▸ TASK PROMPT:
Check every line of the entries below for the word "SDTVAR", and copy the ones that have it.

(Entries from a dataset)
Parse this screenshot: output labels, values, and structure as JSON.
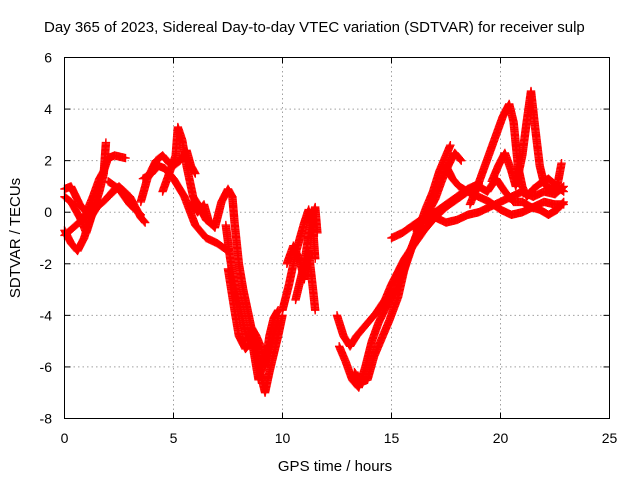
{
  "chart_data": {
    "type": "scatter",
    "title": "Day 365 of 2023, Sidereal Day-to-day VTEC variation (SDTVAR) for receiver sulp",
    "xlabel": "GPS time / hours",
    "ylabel": "SDTVAR / TECUs",
    "xlim": [
      0,
      25
    ],
    "ylim": [
      -8,
      6
    ],
    "xticks": [
      "0",
      "5",
      "10",
      "15",
      "20",
      "25"
    ],
    "yticks": [
      "-8",
      "-6",
      "-4",
      "-2",
      "0",
      "2",
      "4",
      "6"
    ],
    "grid": true,
    "marker": "plus",
    "color": "#ff0000",
    "series": [
      {
        "points": [
          [
            0,
            0.9
          ],
          [
            0.3,
            1.0
          ],
          [
            0.7,
            0.3
          ],
          [
            1.0,
            0.0
          ],
          [
            1.3,
            0.6
          ],
          [
            1.6,
            1.3
          ],
          [
            1.8,
            1.6
          ],
          [
            2.0,
            2.1
          ],
          [
            2.3,
            2.2
          ],
          [
            2.8,
            2.1
          ]
        ]
      },
      {
        "points": [
          [
            0,
            0.6
          ],
          [
            0.3,
            0.4
          ],
          [
            0.7,
            -0.2
          ],
          [
            1.0,
            -0.8
          ],
          [
            1.3,
            0.0
          ],
          [
            1.6,
            0.8
          ],
          [
            1.8,
            1.5
          ],
          [
            1.9,
            2.7
          ]
        ]
      },
      {
        "points": [
          [
            0,
            -0.7
          ],
          [
            0.3,
            -1.2
          ],
          [
            0.6,
            -1.5
          ],
          [
            0.9,
            -1.0
          ],
          [
            1.2,
            -0.2
          ],
          [
            1.5,
            0.2
          ],
          [
            1.9,
            0.5
          ],
          [
            2.3,
            0.9
          ]
        ]
      },
      {
        "points": [
          [
            0,
            -0.9
          ],
          [
            0.4,
            -0.6
          ],
          [
            0.8,
            -0.3
          ],
          [
            1.2,
            0.2
          ],
          [
            1.6,
            0.4
          ]
        ]
      },
      {
        "points": [
          [
            2.0,
            0.6
          ],
          [
            2.5,
            1.0
          ],
          [
            3.0,
            0.6
          ],
          [
            3.5,
            -0.2
          ],
          [
            3.7,
            -0.4
          ]
        ]
      },
      {
        "points": [
          [
            2.0,
            1.2
          ],
          [
            2.5,
            0.9
          ],
          [
            3.0,
            0.3
          ],
          [
            3.5,
            -0.1
          ]
        ]
      },
      {
        "points": [
          [
            3.5,
            0.4
          ],
          [
            3.8,
            1.3
          ],
          [
            4.2,
            2.0
          ],
          [
            4.5,
            2.2
          ],
          [
            4.8,
            1.9
          ],
          [
            5.0,
            1.8
          ],
          [
            5.3,
            2.0
          ],
          [
            5.6,
            2.4
          ],
          [
            5.8,
            1.8
          ],
          [
            6.0,
            1.5
          ]
        ]
      },
      {
        "points": [
          [
            3.6,
            1.3
          ],
          [
            4.0,
            1.5
          ],
          [
            4.3,
            1.8
          ],
          [
            4.6,
            1.7
          ],
          [
            5.0,
            1.3
          ],
          [
            5.5,
            0.6
          ],
          [
            6.0,
            -0.5
          ],
          [
            6.5,
            -1.0
          ],
          [
            7.0,
            -1.2
          ],
          [
            7.5,
            -1.5
          ]
        ]
      },
      {
        "points": [
          [
            4.5,
            0.8
          ],
          [
            4.8,
            1.5
          ],
          [
            5.1,
            2.2
          ],
          [
            5.2,
            3.3
          ],
          [
            5.4,
            2.8
          ],
          [
            5.6,
            1.8
          ],
          [
            5.9,
            0.6
          ],
          [
            6.2,
            0.2
          ],
          [
            6.5,
            -0.3
          ],
          [
            6.8,
            -0.5
          ]
        ]
      },
      {
        "points": [
          [
            5.8,
            0.4
          ],
          [
            6.1,
            0.0
          ],
          [
            6.4,
            0.3
          ],
          [
            6.6,
            -0.3
          ],
          [
            6.9,
            -0.6
          ],
          [
            7.2,
            0.4
          ],
          [
            7.5,
            0.9
          ],
          [
            7.7,
            0.6
          ],
          [
            7.8,
            -0.4
          ],
          [
            8.0,
            -2.0
          ],
          [
            8.2,
            -3.0
          ],
          [
            8.4,
            -3.8
          ],
          [
            8.6,
            -4.6
          ],
          [
            8.8,
            -5.5
          ],
          [
            9.0,
            -6.3
          ],
          [
            9.2,
            -7.0
          ],
          [
            9.4,
            -6.2
          ],
          [
            9.6,
            -5.5
          ],
          [
            9.8,
            -4.8
          ],
          [
            10.0,
            -4.0
          ]
        ]
      },
      {
        "points": [
          [
            7.4,
            -0.5
          ],
          [
            7.6,
            -1.8
          ],
          [
            7.8,
            -2.8
          ],
          [
            8.0,
            -3.5
          ],
          [
            8.2,
            -4.3
          ],
          [
            8.4,
            -5.0
          ],
          [
            8.6,
            -4.5
          ],
          [
            8.8,
            -4.8
          ],
          [
            9.0,
            -5.2
          ],
          [
            9.2,
            -6.0
          ],
          [
            9.4,
            -4.8
          ],
          [
            9.6,
            -4.1
          ],
          [
            9.8,
            -3.8
          ]
        ]
      },
      {
        "points": [
          [
            7.5,
            -2.2
          ],
          [
            7.8,
            -3.8
          ],
          [
            8.0,
            -4.8
          ],
          [
            8.3,
            -5.3
          ],
          [
            8.6,
            -5.0
          ],
          [
            8.9,
            -6.5
          ],
          [
            9.2,
            -5.6
          ],
          [
            9.5,
            -5.0
          ],
          [
            9.8,
            -4.2
          ]
        ]
      },
      {
        "points": [
          [
            10.0,
            -3.8
          ],
          [
            10.3,
            -2.8
          ],
          [
            10.6,
            -1.6
          ],
          [
            10.8,
            -1.0
          ],
          [
            11.0,
            -0.4
          ],
          [
            11.2,
            0.1
          ],
          [
            11.4,
            -0.6
          ],
          [
            11.5,
            -1.8
          ]
        ]
      },
      {
        "points": [
          [
            10.2,
            -2.0
          ],
          [
            10.5,
            -1.3
          ],
          [
            10.8,
            -1.9
          ],
          [
            11.0,
            -2.6
          ],
          [
            11.2,
            -1.5
          ],
          [
            11.4,
            -3.0
          ],
          [
            11.5,
            -3.8
          ]
        ]
      },
      {
        "points": [
          [
            10.6,
            -3.4
          ],
          [
            11.0,
            -2.0
          ],
          [
            11.3,
            -0.3
          ],
          [
            11.5,
            0.2
          ],
          [
            11.6,
            -0.8
          ]
        ]
      },
      {
        "points": [
          [
            12.5,
            -4.0
          ],
          [
            12.8,
            -4.8
          ],
          [
            13.1,
            -5.2
          ],
          [
            13.4,
            -4.8
          ],
          [
            13.7,
            -4.5
          ],
          [
            14.0,
            -4.2
          ],
          [
            14.3,
            -3.9
          ],
          [
            14.7,
            -3.4
          ],
          [
            15.0,
            -2.8
          ],
          [
            15.3,
            -2.3
          ],
          [
            15.6,
            -1.8
          ],
          [
            16.0,
            -1.3
          ],
          [
            16.5,
            -0.7
          ],
          [
            17.0,
            -0.2
          ],
          [
            17.5,
            0.2
          ],
          [
            18.0,
            0.5
          ],
          [
            18.5,
            0.8
          ],
          [
            19.0,
            1.1
          ]
        ]
      },
      {
        "points": [
          [
            12.6,
            -5.2
          ],
          [
            12.9,
            -5.8
          ],
          [
            13.2,
            -6.5
          ],
          [
            13.5,
            -6.8
          ],
          [
            13.8,
            -6.0
          ],
          [
            14.1,
            -5.0
          ],
          [
            14.4,
            -4.3
          ],
          [
            14.8,
            -3.6
          ],
          [
            15.2,
            -3.0
          ],
          [
            15.6,
            -2.2
          ],
          [
            16.0,
            -1.2
          ],
          [
            16.3,
            -0.5
          ],
          [
            16.6,
            0.2
          ],
          [
            16.9,
            0.8
          ],
          [
            17.2,
            1.6
          ],
          [
            17.5,
            2.2
          ],
          [
            17.7,
            2.6
          ]
        ]
      },
      {
        "points": [
          [
            13.3,
            -6.2
          ],
          [
            13.6,
            -6.6
          ],
          [
            13.9,
            -6.5
          ],
          [
            14.2,
            -5.6
          ],
          [
            14.5,
            -5.0
          ],
          [
            14.9,
            -4.2
          ],
          [
            15.3,
            -3.3
          ],
          [
            15.7,
            -1.8
          ],
          [
            16.1,
            -1.0
          ],
          [
            16.5,
            -0.3
          ],
          [
            17.0,
            0.5
          ],
          [
            17.3,
            1.2
          ],
          [
            17.6,
            1.8
          ],
          [
            17.9,
            2.3
          ],
          [
            18.2,
            2.0
          ]
        ]
      },
      {
        "points": [
          [
            15.0,
            -1.0
          ],
          [
            15.5,
            -0.8
          ],
          [
            16.0,
            -0.5
          ],
          [
            16.5,
            -0.2
          ],
          [
            17.0,
            0.0
          ],
          [
            17.5,
            0.3
          ],
          [
            18.0,
            0.6
          ],
          [
            18.5,
            0.9
          ],
          [
            19.0,
            1.1
          ]
        ]
      },
      {
        "points": [
          [
            16.0,
            -0.6
          ],
          [
            16.5,
            -0.3
          ],
          [
            17.0,
            -0.2
          ],
          [
            17.5,
            -0.4
          ],
          [
            18.0,
            -0.3
          ],
          [
            18.5,
            -0.1
          ],
          [
            19.0,
            0.0
          ],
          [
            19.5,
            0.2
          ],
          [
            20.0,
            0.4
          ],
          [
            20.5,
            0.6
          ],
          [
            21.0,
            0.8
          ],
          [
            21.5,
            0.6
          ],
          [
            22.0,
            0.8
          ],
          [
            22.5,
            0.7
          ],
          [
            22.9,
            1.0
          ]
        ]
      },
      {
        "points": [
          [
            17.5,
            1.8
          ],
          [
            17.8,
            1.3
          ],
          [
            18.1,
            1.0
          ],
          [
            18.5,
            0.8
          ],
          [
            19.0,
            0.6
          ],
          [
            19.5,
            0.4
          ],
          [
            20.0,
            0.1
          ],
          [
            20.5,
            -0.1
          ],
          [
            21.0,
            0.0
          ],
          [
            21.5,
            0.2
          ],
          [
            22.0,
            0.4
          ],
          [
            22.5,
            0.3
          ],
          [
            22.9,
            0.3
          ]
        ]
      },
      {
        "points": [
          [
            18.6,
            0.3
          ],
          [
            18.9,
            0.9
          ],
          [
            19.2,
            1.6
          ],
          [
            19.5,
            2.3
          ],
          [
            19.8,
            3.0
          ],
          [
            20.1,
            3.7
          ],
          [
            20.4,
            4.2
          ],
          [
            20.6,
            3.5
          ],
          [
            20.8,
            1.8
          ],
          [
            21.0,
            1.0
          ],
          [
            21.2,
            0.6
          ],
          [
            21.5,
            0.9
          ],
          [
            21.8,
            1.1
          ],
          [
            22.2,
            1.3
          ],
          [
            22.6,
            1.0
          ],
          [
            22.9,
            0.8
          ]
        ]
      },
      {
        "points": [
          [
            19.6,
            1.2
          ],
          [
            19.9,
            1.8
          ],
          [
            20.2,
            2.3
          ],
          [
            20.5,
            1.6
          ],
          [
            20.7,
            1.0
          ],
          [
            21.0,
            2.2
          ],
          [
            21.2,
            3.5
          ],
          [
            21.4,
            4.7
          ],
          [
            21.6,
            3.2
          ],
          [
            21.8,
            1.8
          ],
          [
            22.0,
            1.1
          ],
          [
            22.3,
            0.9
          ],
          [
            22.6,
            1.0
          ],
          [
            22.8,
            1.9
          ]
        ]
      },
      {
        "points": [
          [
            19.0,
            1.0
          ],
          [
            19.4,
            0.8
          ],
          [
            19.8,
            1.3
          ],
          [
            20.2,
            0.8
          ],
          [
            20.6,
            0.4
          ],
          [
            21.0,
            0.4
          ],
          [
            21.4,
            0.2
          ],
          [
            21.8,
            0.1
          ],
          [
            22.2,
            -0.1
          ],
          [
            22.6,
            0.1
          ],
          [
            22.9,
            0.4
          ]
        ]
      }
    ]
  }
}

▸ COMPLETE OUTPUT:
    "title": "Day 365 of 2023, Sidereal Day-to-day VTEC variation (SDTVAR) for receiver sulp",
    "ylabel": "SDTVAR / TECUs",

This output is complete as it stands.